### WHAT YOU HAVE TO DO
Figure out how many lines of the material below contain the word "this". Answer with the number only.

### EXTRACTED INFORMATION

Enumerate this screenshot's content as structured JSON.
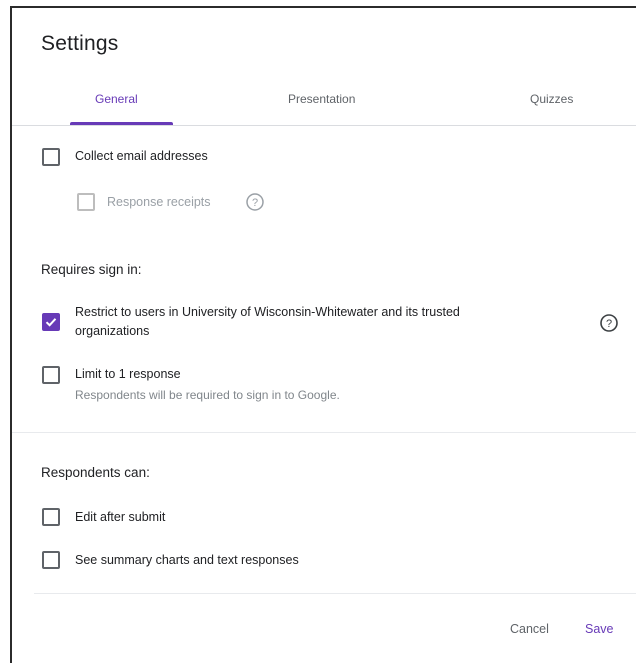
{
  "dialog": {
    "title": "Settings",
    "accent_color": "#673ab7"
  },
  "tabs": [
    {
      "label": "General",
      "active": true
    },
    {
      "label": "Presentation",
      "active": false
    },
    {
      "label": "Quizzes",
      "active": false
    }
  ],
  "general": {
    "collect_email": {
      "label": "Collect email addresses",
      "checked": false
    },
    "response_receipts": {
      "label": "Response receipts",
      "checked": false,
      "disabled": true,
      "icon": "help-icon"
    },
    "requires_sign_in": {
      "heading": "Requires sign in:",
      "restrict_users": {
        "label_line1": "Restrict to users in University of Wisconsin-Whitewater and its trusted",
        "label_line2": "organizations",
        "checked": true,
        "icon": "help-icon"
      },
      "limit_response": {
        "label": "Limit to 1 response",
        "sublabel": "Respondents will be required to sign in to Google.",
        "checked": false
      }
    },
    "respondents_can": {
      "heading": "Respondents can:",
      "edit_after_submit": {
        "label": "Edit after submit",
        "checked": false
      },
      "see_summary": {
        "label": "See summary charts and text responses",
        "checked": false
      }
    }
  },
  "footer": {
    "cancel_label": "Cancel",
    "save_label": "Save"
  }
}
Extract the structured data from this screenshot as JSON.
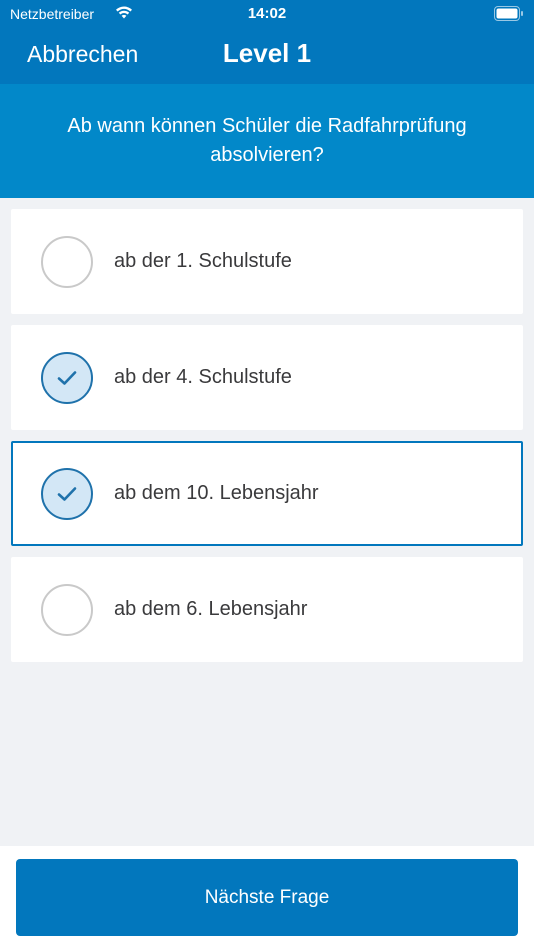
{
  "status_bar": {
    "carrier": "Netzbetreiber",
    "time": "14:02"
  },
  "nav": {
    "cancel_label": "Abbrechen",
    "title": "Level 1"
  },
  "question": {
    "text": "Ab wann können Schüler die Radfahrprüfung absolvieren?"
  },
  "answers": [
    {
      "label": "ab der 1. Schulstufe",
      "checked": false,
      "focused": false
    },
    {
      "label": "ab der 4. Schulstufe",
      "checked": true,
      "focused": false
    },
    {
      "label": "ab dem 10. Lebensjahr",
      "checked": true,
      "focused": true
    },
    {
      "label": "ab dem 6. Lebensjahr",
      "checked": false,
      "focused": false
    }
  ],
  "footer": {
    "next_label": "Nächste Frage"
  },
  "colors": {
    "primary": "#0277bd",
    "banner": "#0288c9",
    "check_fill": "#d3e7f6",
    "background": "#f0f2f5"
  }
}
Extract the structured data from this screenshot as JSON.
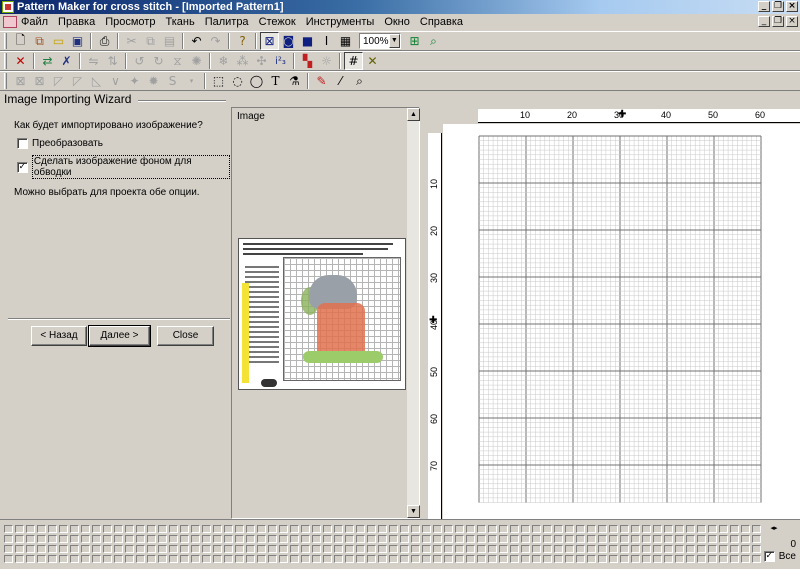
{
  "window": {
    "title": "Pattern Maker for cross stitch - [Imported Pattern1]",
    "controls": [
      "_",
      "❐",
      "×"
    ]
  },
  "menu": {
    "items": [
      "Файл",
      "Правка",
      "Просмотр",
      "Ткань",
      "Палитра",
      "Стежок",
      "Инструменты",
      "Окно",
      "Справка"
    ]
  },
  "toolbar": {
    "zoom_value": "100%",
    "zoom_arrow": "▼"
  },
  "wizard": {
    "title": "Image Importing Wizard",
    "question": "Как будет импортировано изображение?",
    "option_convert": "Преобразовать",
    "option_convert_checked": false,
    "option_background": "Сделать изображение фоном для обводки",
    "option_background_checked": true,
    "check_mark": "✓",
    "hint": "Можно выбрать для проекта обе опции.",
    "back_label": "< Назад",
    "next_label": "Далее >",
    "close_label": "Close"
  },
  "image_panel": {
    "label": "Image"
  },
  "pattern": {
    "h_ticks": [
      "10",
      "20",
      "30",
      "40",
      "50",
      "60"
    ],
    "v_ticks": [
      "10",
      "20",
      "30",
      "40",
      "50",
      "60",
      "70"
    ],
    "marker_top": "✚",
    "marker_left": "✚"
  },
  "bottom": {
    "count": "0",
    "all_label": "Все",
    "all_checked": true,
    "arrows": "◂▸"
  }
}
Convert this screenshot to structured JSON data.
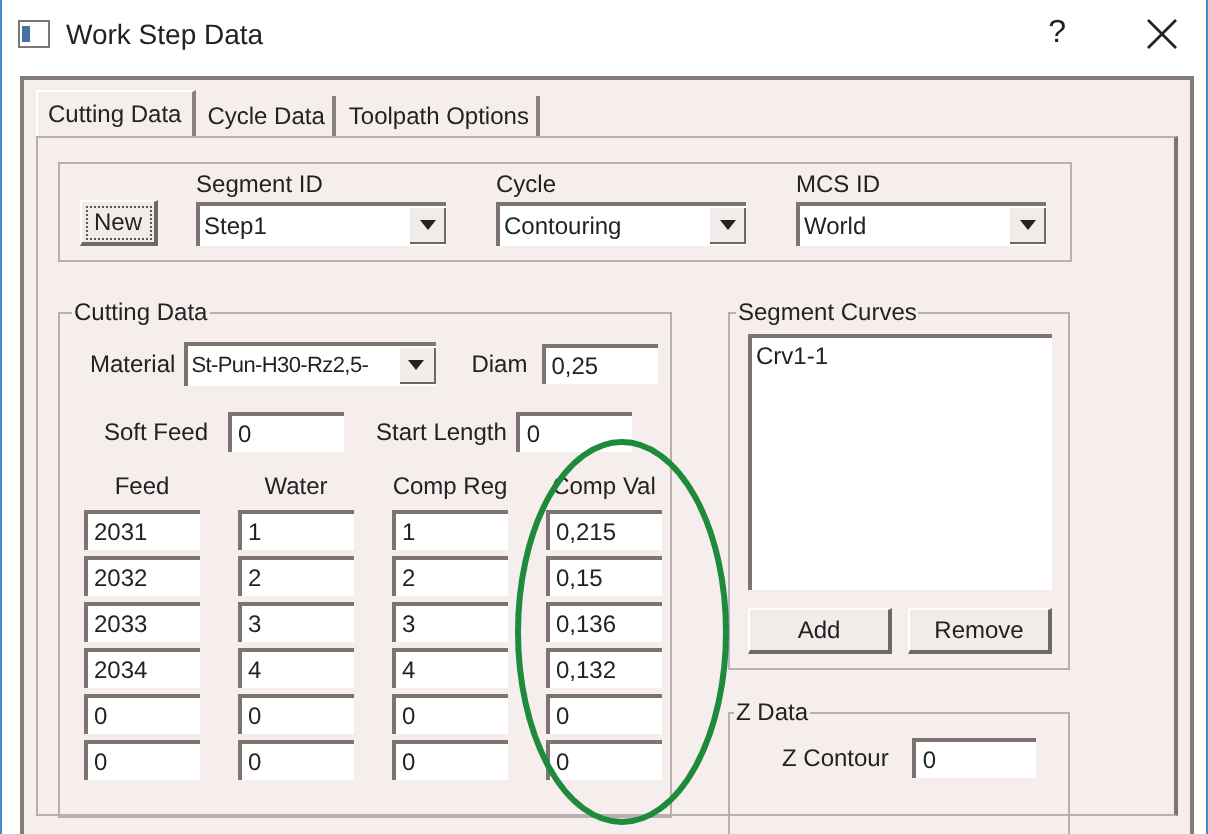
{
  "window": {
    "title": "Work Step Data",
    "help": "?"
  },
  "tabs": [
    {
      "label": "Cutting Data",
      "selected": true
    },
    {
      "label": "Cycle Data",
      "selected": false
    },
    {
      "label": "Toolpath Options",
      "selected": false
    }
  ],
  "header": {
    "new_button": "New",
    "combos": [
      {
        "label": "Segment ID",
        "value": "Step1"
      },
      {
        "label": "Cycle",
        "value": "Contouring"
      },
      {
        "label": "MCS ID",
        "value": "World"
      }
    ]
  },
  "cutting_data": {
    "title": "Cutting Data",
    "material": {
      "label": "Material",
      "value": "St-Pun-H30-Rz2,5-"
    },
    "diam": {
      "label": "Diam",
      "value": "0,25"
    },
    "soft_feed": {
      "label": "Soft Feed",
      "value": "0"
    },
    "start_length": {
      "label": "Start Length",
      "value": "0"
    },
    "columns": [
      "Feed",
      "Water",
      "Comp Reg",
      "Comp Val"
    ],
    "rows": [
      [
        "2031",
        "1",
        "1",
        "0,215"
      ],
      [
        "2032",
        "2",
        "2",
        "0,15"
      ],
      [
        "2033",
        "3",
        "3",
        "0,136"
      ],
      [
        "2034",
        "4",
        "4",
        "0,132"
      ],
      [
        "0",
        "0",
        "0",
        "0"
      ],
      [
        "0",
        "0",
        "0",
        "0"
      ]
    ]
  },
  "segment_curves": {
    "title": "Segment Curves",
    "items": [
      "Crv1-1"
    ],
    "buttons": [
      "Add",
      "Remove"
    ]
  },
  "z_data": {
    "title": "Z Data",
    "z_contour": {
      "label": "Z Contour",
      "value": "0"
    }
  }
}
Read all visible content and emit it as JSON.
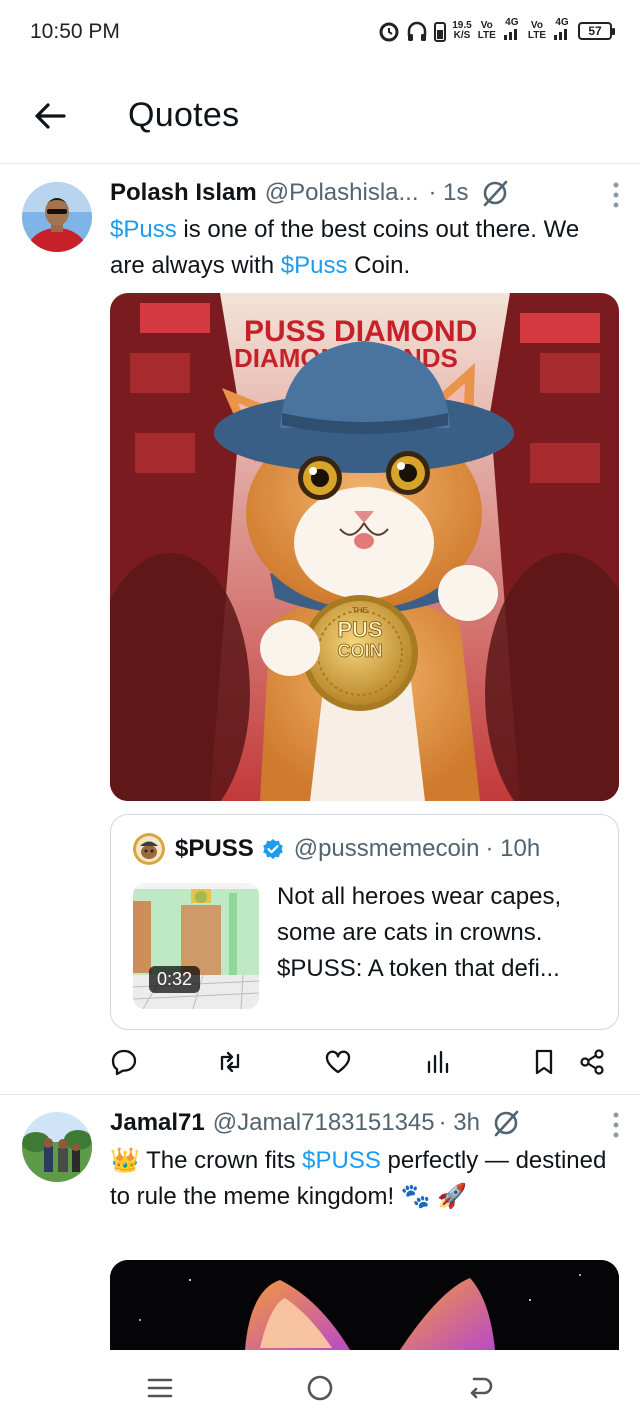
{
  "status_bar": {
    "time": "10:50 PM",
    "speed_value": "19.5",
    "speed_unit": "K/S",
    "sim1_top": "Vo",
    "sim1_bottom": "LTE",
    "sim1_net": "4G",
    "sim2_top": "Vo",
    "sim2_bottom": "LTE",
    "sim2_net": "4G",
    "battery": "57"
  },
  "header": {
    "title": "Quotes"
  },
  "posts": [
    {
      "display_name": "Polash Islam",
      "handle": "@Polashisla...",
      "time": "· 1s",
      "text_parts": [
        "$Puss",
        " is one of the best coins out there. We are always with ",
        "$Puss",
        " Coin."
      ],
      "image_text_line1": "PUSS DIAMOND",
      "image_text_line2": "DIAMOND HANDS",
      "coin_small": "THE",
      "coin_line1": "PUS",
      "coin_line2": "COIN",
      "quote": {
        "display_name": "$PUSS",
        "handle": "@pussmemecoin",
        "time": "· 10h",
        "text": "Not all heroes wear capes, some are cats in crowns. $PUSS: A token that defi...",
        "video_duration": "0:32"
      }
    },
    {
      "display_name": "Jamal71",
      "handle": "@Jamal7183151345",
      "time": "· 3h",
      "text_parts": [
        "👑 The crown fits ",
        "$PUSS",
        " perfectly — destined to rule the meme kingdom! 🐾 🚀"
      ]
    }
  ],
  "colors": {
    "accent": "#1d9bf0",
    "text": "#0f1419",
    "muted": "#536471",
    "border": "#cfd9de"
  },
  "icons": [
    "back-arrow-icon",
    "grok-icon",
    "more-icon",
    "verified-icon",
    "reply-icon",
    "repost-icon",
    "like-icon",
    "views-icon",
    "bookmark-icon",
    "share-icon",
    "menu-icon",
    "home-icon",
    "back-icon"
  ]
}
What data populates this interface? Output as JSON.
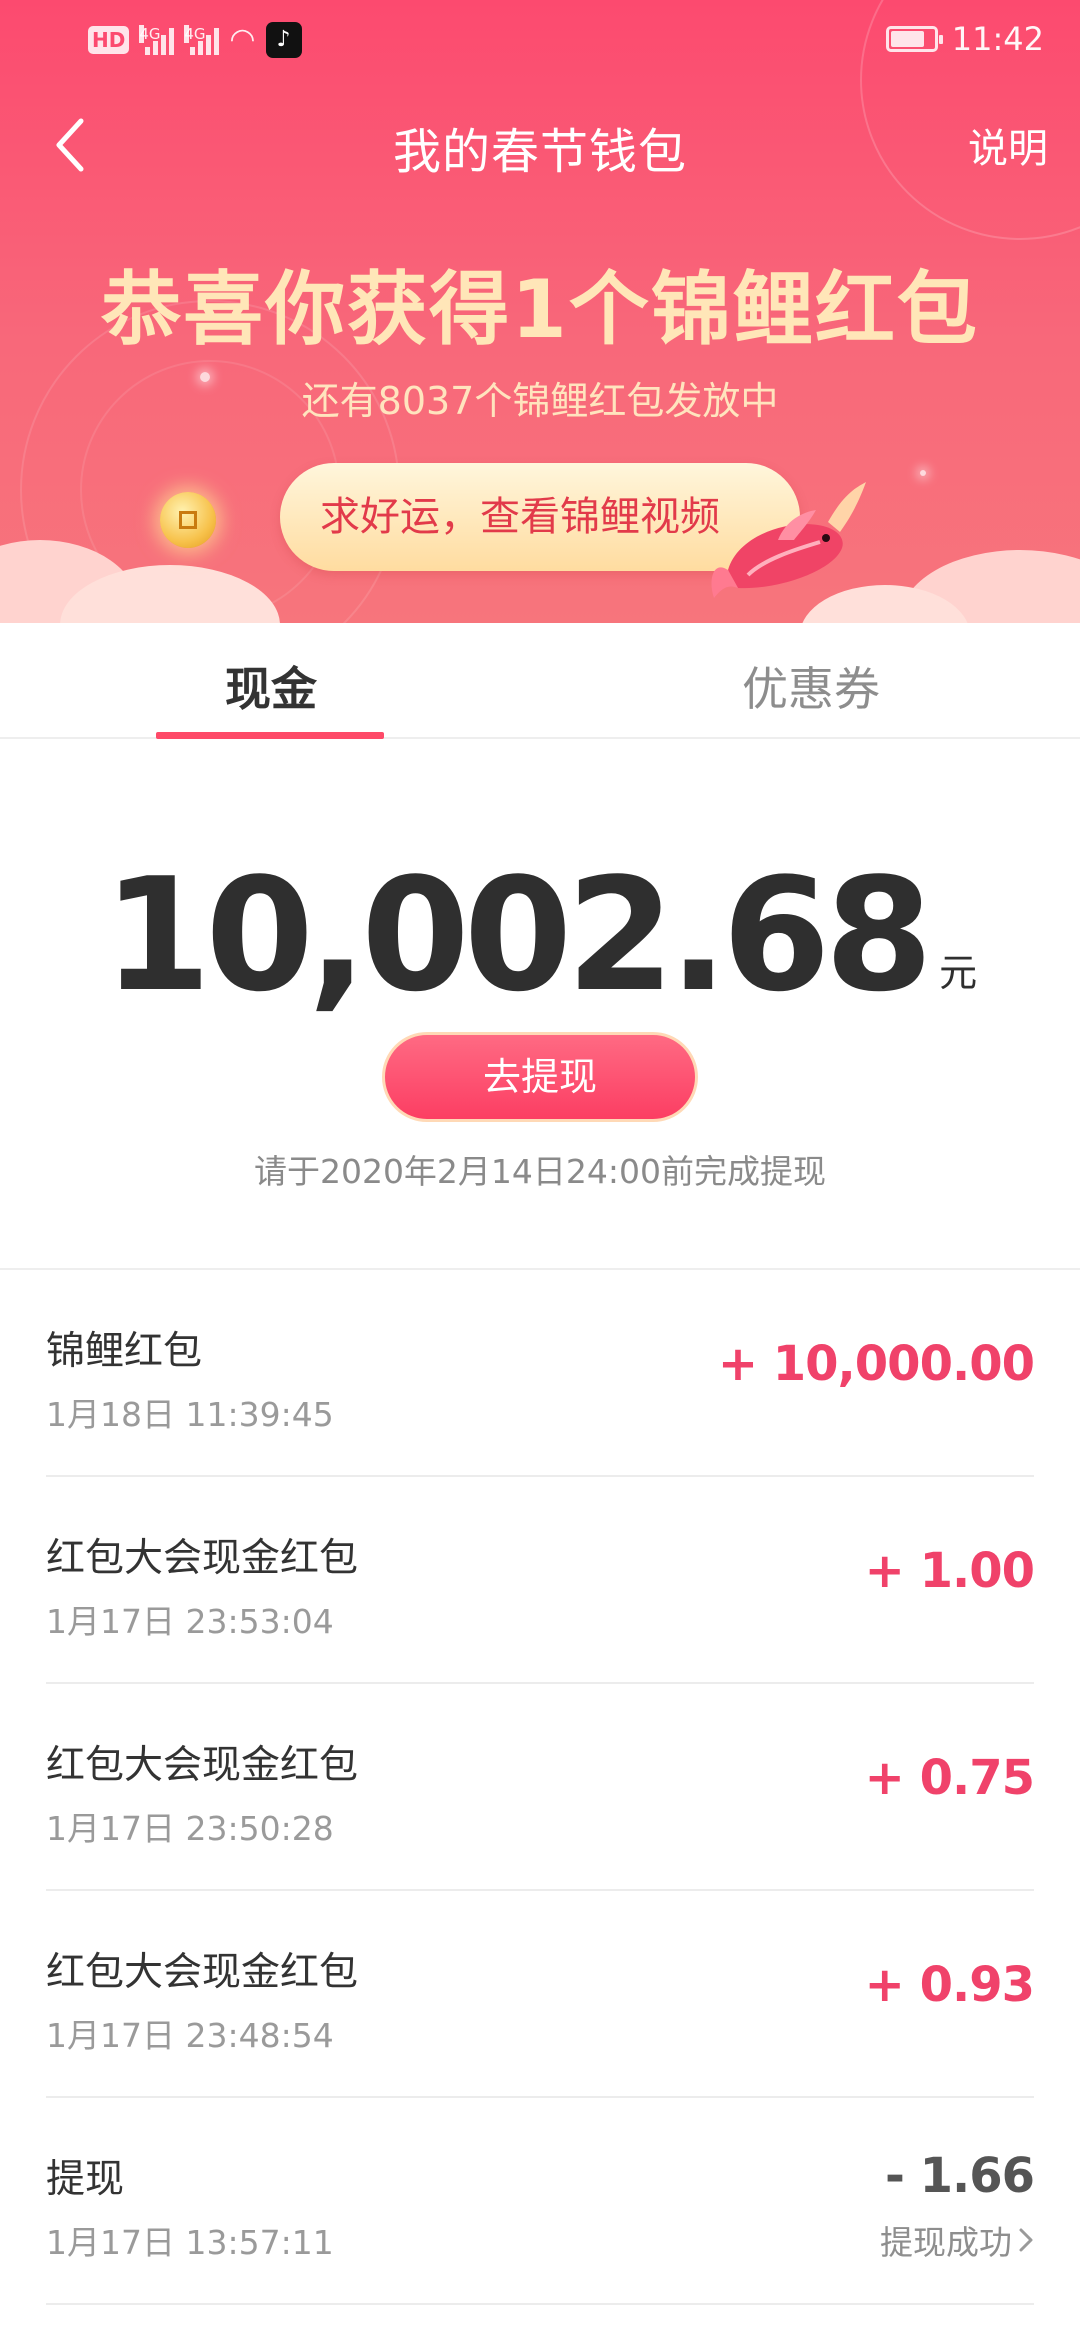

### FULL RESPONSE
5